Print each line exactly as it is given.

• _Entries supplied_
BEGIN

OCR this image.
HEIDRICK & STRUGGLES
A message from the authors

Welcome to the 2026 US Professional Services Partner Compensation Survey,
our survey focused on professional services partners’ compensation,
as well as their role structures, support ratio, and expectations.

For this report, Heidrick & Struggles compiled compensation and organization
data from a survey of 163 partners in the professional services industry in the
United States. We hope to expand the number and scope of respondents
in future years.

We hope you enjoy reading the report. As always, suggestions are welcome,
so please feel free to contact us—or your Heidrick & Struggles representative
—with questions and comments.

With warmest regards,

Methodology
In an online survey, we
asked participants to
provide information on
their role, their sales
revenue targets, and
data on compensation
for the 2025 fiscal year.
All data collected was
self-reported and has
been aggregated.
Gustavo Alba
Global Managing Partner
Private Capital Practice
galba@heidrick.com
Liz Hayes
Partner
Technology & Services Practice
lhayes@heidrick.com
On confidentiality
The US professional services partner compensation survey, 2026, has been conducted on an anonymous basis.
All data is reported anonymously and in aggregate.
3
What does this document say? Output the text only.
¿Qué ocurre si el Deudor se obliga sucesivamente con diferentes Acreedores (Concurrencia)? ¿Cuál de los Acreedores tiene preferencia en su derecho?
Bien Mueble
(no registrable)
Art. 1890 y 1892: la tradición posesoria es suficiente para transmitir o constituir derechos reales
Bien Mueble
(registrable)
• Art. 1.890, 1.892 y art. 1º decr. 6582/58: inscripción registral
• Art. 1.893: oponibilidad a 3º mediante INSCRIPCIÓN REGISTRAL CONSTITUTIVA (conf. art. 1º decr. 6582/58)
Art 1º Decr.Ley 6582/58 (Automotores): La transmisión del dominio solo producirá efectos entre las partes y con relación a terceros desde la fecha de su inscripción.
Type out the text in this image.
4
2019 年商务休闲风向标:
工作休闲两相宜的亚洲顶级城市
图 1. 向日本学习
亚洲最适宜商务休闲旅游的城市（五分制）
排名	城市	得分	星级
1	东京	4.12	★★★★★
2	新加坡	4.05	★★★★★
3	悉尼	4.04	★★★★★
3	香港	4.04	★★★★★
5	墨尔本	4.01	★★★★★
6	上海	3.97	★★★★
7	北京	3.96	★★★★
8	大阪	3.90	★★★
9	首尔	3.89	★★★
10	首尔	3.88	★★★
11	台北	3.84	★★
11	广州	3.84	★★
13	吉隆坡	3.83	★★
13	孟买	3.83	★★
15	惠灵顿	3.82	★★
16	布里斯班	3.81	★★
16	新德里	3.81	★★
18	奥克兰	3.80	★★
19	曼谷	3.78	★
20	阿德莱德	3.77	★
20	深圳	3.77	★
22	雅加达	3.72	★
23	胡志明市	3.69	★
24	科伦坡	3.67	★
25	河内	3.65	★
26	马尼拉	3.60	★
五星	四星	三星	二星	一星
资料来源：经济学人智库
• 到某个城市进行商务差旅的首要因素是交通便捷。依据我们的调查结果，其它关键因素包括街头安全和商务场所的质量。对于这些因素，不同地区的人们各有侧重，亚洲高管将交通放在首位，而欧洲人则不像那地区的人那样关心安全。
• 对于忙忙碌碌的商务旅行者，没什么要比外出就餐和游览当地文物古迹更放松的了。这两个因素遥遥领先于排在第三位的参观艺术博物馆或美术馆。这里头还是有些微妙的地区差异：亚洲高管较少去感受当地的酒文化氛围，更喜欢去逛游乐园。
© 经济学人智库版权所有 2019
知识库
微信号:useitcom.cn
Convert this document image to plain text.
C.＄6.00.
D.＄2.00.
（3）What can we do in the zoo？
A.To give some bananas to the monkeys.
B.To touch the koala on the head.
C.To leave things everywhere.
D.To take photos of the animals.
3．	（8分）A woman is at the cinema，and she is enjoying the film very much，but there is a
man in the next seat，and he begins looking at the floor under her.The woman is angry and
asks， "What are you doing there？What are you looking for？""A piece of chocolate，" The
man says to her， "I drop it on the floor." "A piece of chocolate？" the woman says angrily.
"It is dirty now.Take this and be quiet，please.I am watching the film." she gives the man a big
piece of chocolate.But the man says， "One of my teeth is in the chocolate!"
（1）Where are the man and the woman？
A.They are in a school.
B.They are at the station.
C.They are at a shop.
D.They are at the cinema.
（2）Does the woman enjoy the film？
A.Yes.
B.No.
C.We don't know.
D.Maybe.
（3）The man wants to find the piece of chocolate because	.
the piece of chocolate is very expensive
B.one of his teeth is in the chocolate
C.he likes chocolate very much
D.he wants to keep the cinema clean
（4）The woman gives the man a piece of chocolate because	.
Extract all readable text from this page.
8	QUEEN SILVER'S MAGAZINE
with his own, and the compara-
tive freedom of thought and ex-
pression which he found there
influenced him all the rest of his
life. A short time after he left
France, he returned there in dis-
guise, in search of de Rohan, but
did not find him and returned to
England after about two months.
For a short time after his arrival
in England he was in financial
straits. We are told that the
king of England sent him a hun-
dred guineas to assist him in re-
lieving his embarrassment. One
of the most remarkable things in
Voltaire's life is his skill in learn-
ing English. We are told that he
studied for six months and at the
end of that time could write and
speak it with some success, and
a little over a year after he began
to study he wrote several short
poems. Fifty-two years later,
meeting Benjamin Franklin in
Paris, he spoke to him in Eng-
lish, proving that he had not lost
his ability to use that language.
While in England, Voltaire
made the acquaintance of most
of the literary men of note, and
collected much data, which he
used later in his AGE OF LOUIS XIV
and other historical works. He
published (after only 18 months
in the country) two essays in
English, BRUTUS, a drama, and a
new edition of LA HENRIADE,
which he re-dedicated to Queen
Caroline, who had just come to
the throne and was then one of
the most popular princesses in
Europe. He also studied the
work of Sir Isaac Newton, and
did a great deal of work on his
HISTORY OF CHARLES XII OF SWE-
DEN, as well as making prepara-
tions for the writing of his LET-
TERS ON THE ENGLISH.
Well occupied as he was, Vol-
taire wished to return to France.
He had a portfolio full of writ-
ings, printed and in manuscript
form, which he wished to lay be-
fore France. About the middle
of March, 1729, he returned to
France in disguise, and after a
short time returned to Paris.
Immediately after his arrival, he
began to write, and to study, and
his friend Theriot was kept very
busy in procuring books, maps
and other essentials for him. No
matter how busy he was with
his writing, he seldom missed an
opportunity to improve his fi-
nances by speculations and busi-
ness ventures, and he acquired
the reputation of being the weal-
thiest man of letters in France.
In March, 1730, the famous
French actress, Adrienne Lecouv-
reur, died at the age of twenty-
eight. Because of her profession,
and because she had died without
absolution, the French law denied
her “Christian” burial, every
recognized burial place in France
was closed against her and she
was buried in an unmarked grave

END

• _In response_
OCR this image.
HEIDRICK & STRUGGLES
A message from the authors

Welcome to the 2026 US Professional Services Partner Compensation Survey,
our survey focused on professional services partners’ compensation,
as well as their role structures, support ratio, and expectations.

For this report, Heidrick & Struggles compiled compensation and organization
data from a survey of 163 partners in the professional services industry in the
United States. We hope to expand the number and scope of respondents
in future years.

We hope you enjoy reading the report. As always, suggestions are welcome,
so please feel free to contact us—or your Heidrick & Struggles representative
—with questions and comments.

With warmest regards,

Methodology
In an online survey, we
asked participants to
provide information on
their role, their sales
revenue targets, and
data on compensation
for the 2025 fiscal year.
All data collected was
self-reported and has
been aggregated.
Gustavo Alba
Global Managing Partner
Private Capital Practice
galba@heidrick.com
Liz Hayes
Partner
Technology & Services Practice
lhayes@heidrick.com
On confidentiality
The US professional services partner compensation survey, 2026, has been conducted on an anonymous basis.
All data is reported anonymously and in aggregate.
3
What does this document say? Output the text only.
¿Qué ocurre si el Deudor se obliga sucesivamente con diferentes Acreedores (Concurrencia)? ¿Cuál de los Acreedores tiene preferencia en su derecho?
Bien Mueble
(no registrable)
Art. 1890 y 1892: la tradición posesoria es suficiente para transmitir o constituir derechos reales
Bien Mueble
(registrable)
• Art. 1.890, 1.892 y art. 1º decr. 6582/58: inscripción registral
• Art. 1.893: oponibilidad a 3º mediante INSCRIPCIÓN REGISTRAL CONSTITUTIVA (conf. art. 1º decr. 6582/58)
Art 1º Decr.Ley 6582/58 (Automotores): La transmisión del dominio solo producirá efectos entre las partes y con relación a terceros desde la fecha de su inscripción.
Type out the text in this image.
4
2019 年商务休闲风向标:
工作休闲两相宜的亚洲顶级城市
图 1. 向日本学习
亚洲最适宜商务休闲旅游的城市（五分制）
排名	城市	得分	星级
1	东京	4.12	★★★★★
2	新加坡	4.05	★★★★★
3	悉尼	4.04	★★★★★
3	香港	4.04	★★★★★
5	墨尔本	4.01	★★★★★
6	上海	3.97	★★★★
7	北京	3.96	★★★★
8	大阪	3.90	★★★
9	首尔	3.89	★★★
10	首尔	3.88	★★★
11	台北	3.84	★★
11	广州	3.84	★★
13	吉隆坡	3.83	★★
13	孟买	3.83	★★
15	惠灵顿	3.82	★★
16	布里斯班	3.81	★★
16	新德里	3.81	★★
18	奥克兰	3.80	★★
19	曼谷	3.78	★
20	阿德莱德	3.77	★
20	深圳	3.77	★
22	雅加达	3.72	★
23	胡志明市	3.69	★
24	科伦坡	3.67	★
25	河内	3.65	★
26	马尼拉	3.60	★
五星	四星	三星	二星	一星
资料来源：经济学人智库
• 到某个城市进行商务差旅的首要因素是交通便捷。依据我们的调查结果，其它关键因素包括街头安全和商务场所的质量。对于这些因素，不同地区的人们各有侧重，亚洲高管将交通放在首位，而欧洲人则不像那地区的人那样关心安全。
• 对于忙忙碌碌的商务旅行者，没什么要比外出就餐和游览当地文物古迹更放松的了。这两个因素遥遥领先于排在第三位的参观艺术博物馆或美术馆。这里头还是有些微妙的地区差异：亚洲高管较少去感受当地的酒文化氛围，更喜欢去逛游乐园。
© 经济学人智库版权所有 2019
知识库
微信号:useitcom.cn
Convert this document image to plain text.
C.＄6.00.
D.＄2.00.
（3）What can we do in the zoo？
A.To give some bananas to the monkeys.
B.To touch the koala on the head.
C.To leave things everywhere.
D.To take photos of the animals.
3．	（8分）A woman is at the cinema，and she is enjoying the film very much，but there is a
man in the next seat，and he begins looking at the floor under her.The woman is angry and
asks， "What are you doing there？What are you looking for？""A piece of chocolate，" The
man says to her， "I drop it on the floor." "A piece of chocolate？" the woman says angrily.
"It is dirty now.Take this and be quiet，please.I am watching the film." she gives the man a big
piece of chocolate.But the man says， "One of my teeth is in the chocolate!"
（1）Where are the man and the woman？
A.They are in a school.
B.They are at the station.
C.They are at a shop.
D.They are at the cinema.
（2）Does the woman enjoy the film？
A.Yes.
B.No.
C.We don't know.
D.Maybe.
（3）The man wants to find the piece of chocolate because	.
the piece of chocolate is very expensive
B.one of his teeth is in the chocolate
C.he likes chocolate very much
D.he wants to keep the cinema clean
（4）The woman gives the man a piece of chocolate because	.
Extract all readable text from this page.
8	QUEEN SILVER'S MAGAZINE
with his own, and the compara-
tive freedom of thought and ex-
pression which he found there
influenced him all the rest of his
life. A short time after he left
France, he returned there in dis-
guise, in search of de Rohan, but
did not find him and returned to
England after about two months.
For a short time after his arrival
in England he was in financial
straits. We are told that the
king of England sent him a hun-
dred guineas to assist him in re-
lieving his embarrassment. One
of the most remarkable things in
Voltaire's life is his skill in learn-
ing English. We are told that he
studied for six months and at the
end of that time could write and
speak it with some success, and
a little over a year after he began
to study he wrote several short
poems. Fifty-two years later,
meeting Benjamin Franklin in
Paris, he spoke to him in Eng-
lish, proving that he had not lost
his ability to use that language.
While in England, Voltaire
made the acquaintance of most
of the literary men of note, and
collected much data, which he
used later in his AGE OF LOUIS XIV
and other historical works. He
published (after only 18 months
in the country) two essays in
English, BRUTUS, a drama, and a
new edition of LA HENRIADE,
which he re-dedicated to Queen
Caroline, who had just come to
the throne and was then one of
the most popular princesses in
Europe. He also studied the
work of Sir Isaac Newton, and
did a great deal of work on his
HISTORY OF CHARLES XII OF SWE-
DEN, as well as making prepara-
tions for the writing of his LET-
TERS ON THE ENGLISH.
Well occupied as he was, Vol-
taire wished to return to France.
He had a portfolio full of writ-
ings, printed and in manuscript
form, which he wished to lay be-
fore France. About the middle
of March, 1729, he returned to
France in disguise, and after a
short time returned to Paris.
Immediately after his arrival, he
began to write, and to study, and
his friend Theriot was kept very
busy in procuring books, maps
and other essentials for him. No
matter how busy he was with
his writing, he seldom missed an
opportunity to improve his fi-
nances by speculations and busi-
ness ventures, and he acquired
the reputation of being the weal-
thiest man of letters in France.
In March, 1730, the famous
French actress, Adrienne Lecouv-
reur, died at the age of twenty-
eight. Because of her profession,
and because she had died without
absolution, the French law denied
her “Christian” burial, every
recognized burial place in France
was closed against her and she
was buried in an unmarked grave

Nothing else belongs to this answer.